• _EXERCISE_
Keep only the lines that hold the string "Graft", filtering out the rest of the entries below.
====
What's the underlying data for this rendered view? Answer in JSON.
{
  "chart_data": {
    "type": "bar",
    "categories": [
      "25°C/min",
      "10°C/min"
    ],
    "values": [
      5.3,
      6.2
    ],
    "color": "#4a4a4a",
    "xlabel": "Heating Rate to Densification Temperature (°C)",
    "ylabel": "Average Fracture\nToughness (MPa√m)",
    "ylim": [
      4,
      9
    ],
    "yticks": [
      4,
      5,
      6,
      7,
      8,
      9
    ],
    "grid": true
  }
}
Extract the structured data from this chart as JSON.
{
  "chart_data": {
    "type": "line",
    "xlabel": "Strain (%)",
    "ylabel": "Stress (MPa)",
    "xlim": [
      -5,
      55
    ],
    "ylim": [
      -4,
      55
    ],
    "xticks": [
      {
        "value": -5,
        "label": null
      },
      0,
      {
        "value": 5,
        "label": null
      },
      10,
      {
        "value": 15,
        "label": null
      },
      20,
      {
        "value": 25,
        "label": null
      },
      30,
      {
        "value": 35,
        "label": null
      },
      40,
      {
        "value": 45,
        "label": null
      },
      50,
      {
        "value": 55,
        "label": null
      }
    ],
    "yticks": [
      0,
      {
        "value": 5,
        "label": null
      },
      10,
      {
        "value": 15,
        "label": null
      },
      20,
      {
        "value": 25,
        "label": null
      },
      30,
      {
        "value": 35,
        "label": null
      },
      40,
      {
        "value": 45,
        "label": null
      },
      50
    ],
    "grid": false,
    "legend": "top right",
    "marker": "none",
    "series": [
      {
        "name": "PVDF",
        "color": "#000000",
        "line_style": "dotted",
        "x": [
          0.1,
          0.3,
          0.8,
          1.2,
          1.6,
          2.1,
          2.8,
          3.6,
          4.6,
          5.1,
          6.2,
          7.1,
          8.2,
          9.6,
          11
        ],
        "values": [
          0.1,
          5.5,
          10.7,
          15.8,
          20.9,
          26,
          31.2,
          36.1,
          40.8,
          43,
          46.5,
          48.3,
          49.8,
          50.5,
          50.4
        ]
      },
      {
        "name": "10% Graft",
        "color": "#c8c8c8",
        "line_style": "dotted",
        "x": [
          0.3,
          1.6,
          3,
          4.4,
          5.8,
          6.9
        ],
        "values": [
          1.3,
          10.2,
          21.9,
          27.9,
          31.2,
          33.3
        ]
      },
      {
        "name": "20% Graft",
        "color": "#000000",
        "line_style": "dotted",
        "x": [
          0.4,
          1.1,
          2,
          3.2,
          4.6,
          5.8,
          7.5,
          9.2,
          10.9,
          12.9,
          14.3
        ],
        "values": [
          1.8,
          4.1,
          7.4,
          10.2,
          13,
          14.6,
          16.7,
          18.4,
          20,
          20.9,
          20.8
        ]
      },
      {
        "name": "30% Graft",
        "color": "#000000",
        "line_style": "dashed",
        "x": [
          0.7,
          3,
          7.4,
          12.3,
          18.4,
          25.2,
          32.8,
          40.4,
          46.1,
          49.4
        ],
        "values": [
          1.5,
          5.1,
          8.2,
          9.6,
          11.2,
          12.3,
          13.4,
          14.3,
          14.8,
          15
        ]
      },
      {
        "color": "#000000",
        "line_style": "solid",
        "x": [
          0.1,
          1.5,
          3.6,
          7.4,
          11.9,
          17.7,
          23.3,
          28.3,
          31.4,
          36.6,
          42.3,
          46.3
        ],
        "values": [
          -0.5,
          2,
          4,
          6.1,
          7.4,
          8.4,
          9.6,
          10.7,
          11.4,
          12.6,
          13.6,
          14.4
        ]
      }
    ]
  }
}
====
• _REPLY TO THE EXERCISE_
        "name": "10% Graft",
        "name": "20% Graft",
        "name": "30% Graft",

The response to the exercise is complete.